-- WRITTEN INSTRUCTION --
Can you find the lines of the listing that include "сети" and copy every one?

-- RECORDS SHOWN --
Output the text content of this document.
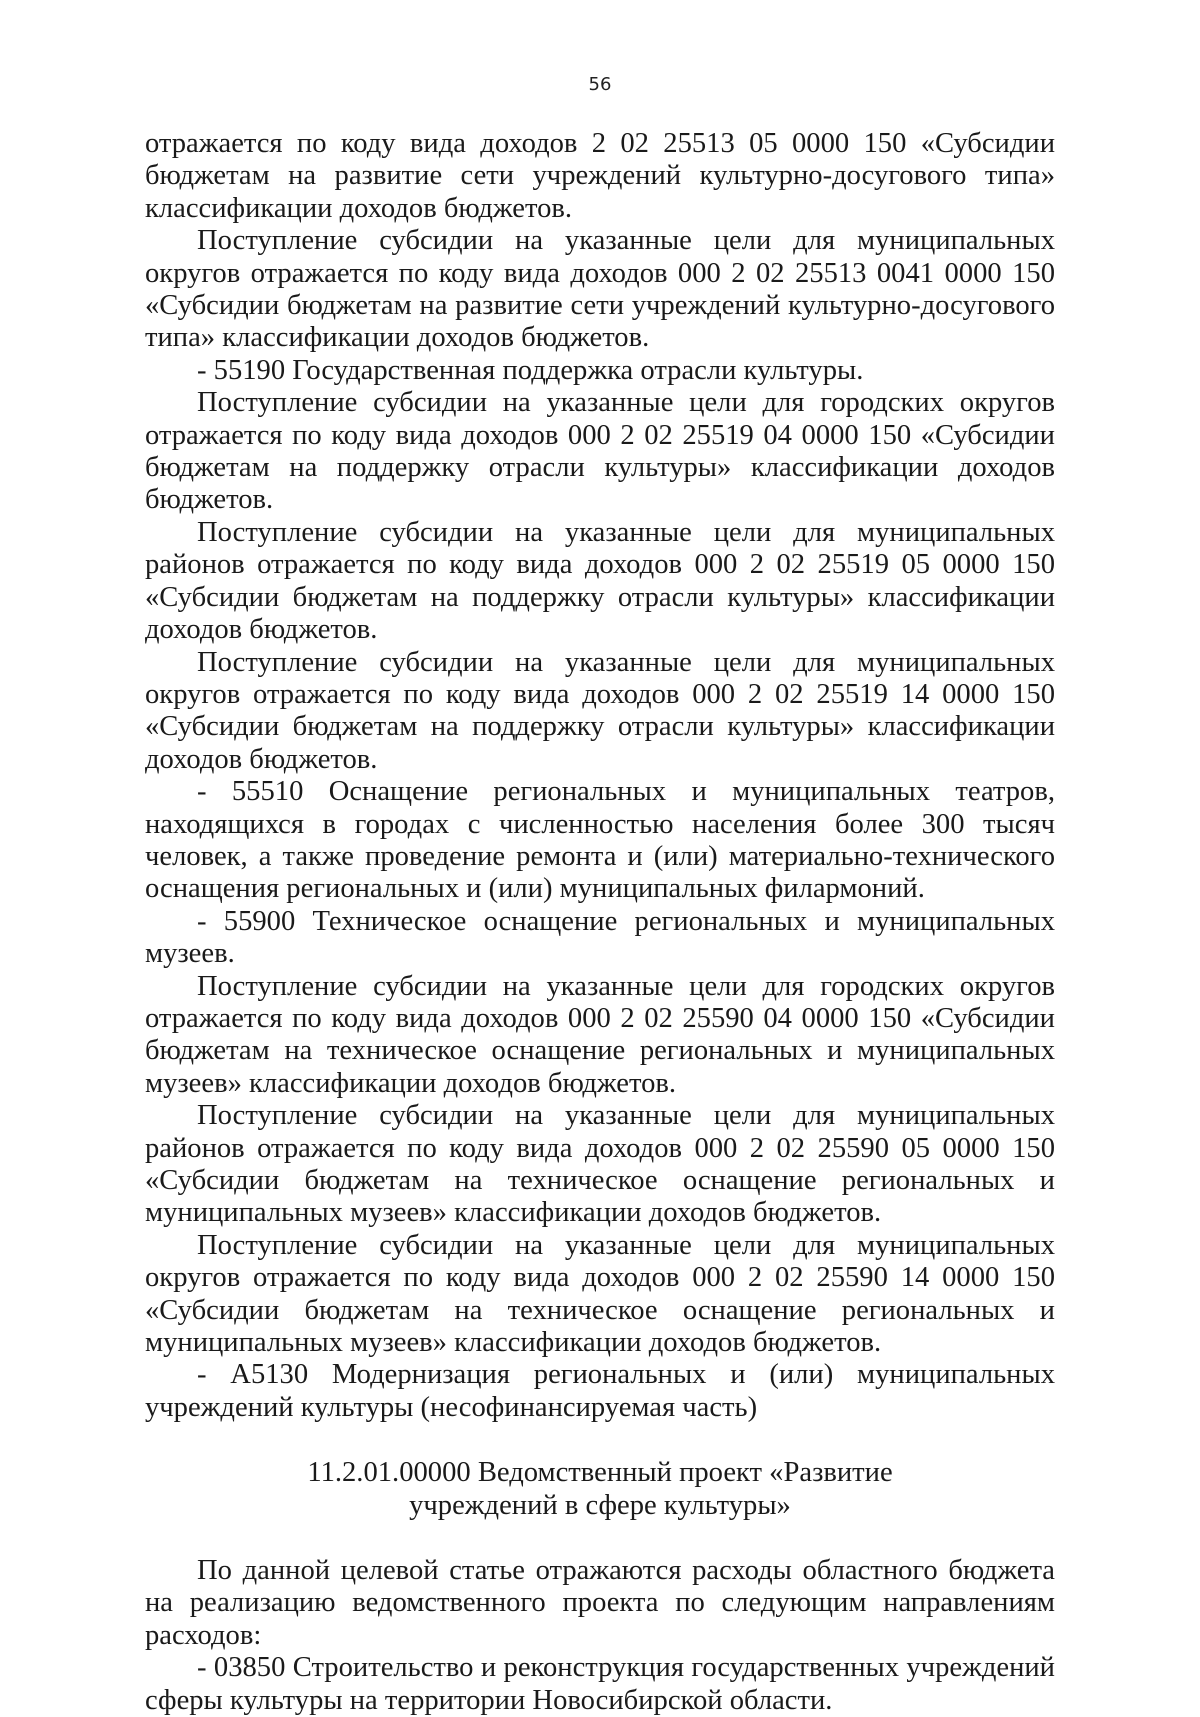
56

отражается по коду вида доходов 2 02 25513 05 0000 150 «Субсидии бюджетам на развитие сети учреждений культурно-досугового типа» классификации доходов бюджетов.

Поступление субсидии на указанные цели для муниципальных округов отражается по коду вида доходов 000 2 02 25513 0041 0000 150 «Субсидии бюджетам на развитие сети учреждений культурно-досугового типа» классификации доходов бюджетов.

- 55190 Государственная поддержка отрасли культуры.

Поступление субсидии на указанные цели для городских округов отражается по коду вида доходов 000 2 02 25519 04 0000 150 «Субсидии бюджетам на поддержку отрасли культуры» классификации доходов бюджетов.

Поступление субсидии на указанные цели для муниципальных районов отражается по коду вида доходов 000 2 02 25519 05 0000 150 «Субсидии бюджетам на поддержку отрасли культуры» классификации доходов бюджетов.

Поступление субсидии на указанные цели для муниципальных округов отражается по коду вида доходов 000 2 02 25519 14 0000 150 «Субсидии бюджетам на поддержку отрасли культуры» классификации доходов бюджетов.

- 55510 Оснащение региональных и муниципальных театров, находящихся в городах с численностью населения более 300 тысяч человек, а также проведение ремонта и (или) материально-технического оснащения региональных и (или) муниципальных филармоний.

- 55900 Техническое оснащение региональных и муниципальных музеев.

Поступление субсидии на указанные цели для городских округов отражается по коду вида доходов 000 2 02 25590 04 0000 150 «Субсидии бюджетам на техническое оснащение региональных и муниципальных музеев» классификации доходов бюджетов.

Поступление субсидии на указанные цели для муниципальных районов отражается по коду вида доходов 000 2 02 25590 05 0000 150 «Субсидии бюджетам на техническое оснащение региональных и муниципальных музеев» классификации доходов бюджетов.

Поступление субсидии на указанные цели для муниципальных округов отражается по коду вида доходов 000 2 02 25590 14 0000 150 «Субсидии бюджетам на техническое оснащение региональных и муниципальных музеев» классификации доходов бюджетов.

- А5130 Модернизация региональных и (или) муниципальных учреждений культуры (несофинансируемая часть)

11.2.01.00000 Ведомственный проект «Развитие
учреждений в сфере культуры»

По данной целевой статье отражаются расходы областного бюджета на реализацию ведомственного проекта по следующим направлениям расходов:

- 03850 Строительство и реконструкция государственных учреждений сферы культуры на территории Новосибирской области.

-- RESULT OF THE TASK --
отражается по коду вида доходов 2 02 25513 05 0000 150 «Субсидии бюджетам на развитие сети учреждений культурно-досугового типа» классификации доходов бюджетов.
Поступление субсидии на указанные цели для муниципальных округов отражается по коду вида доходов 000 2 02 25513 0041 0000 150 «Субсидии бюджетам на развитие сети учреждений культурно-досугового типа» классификации доходов бюджетов.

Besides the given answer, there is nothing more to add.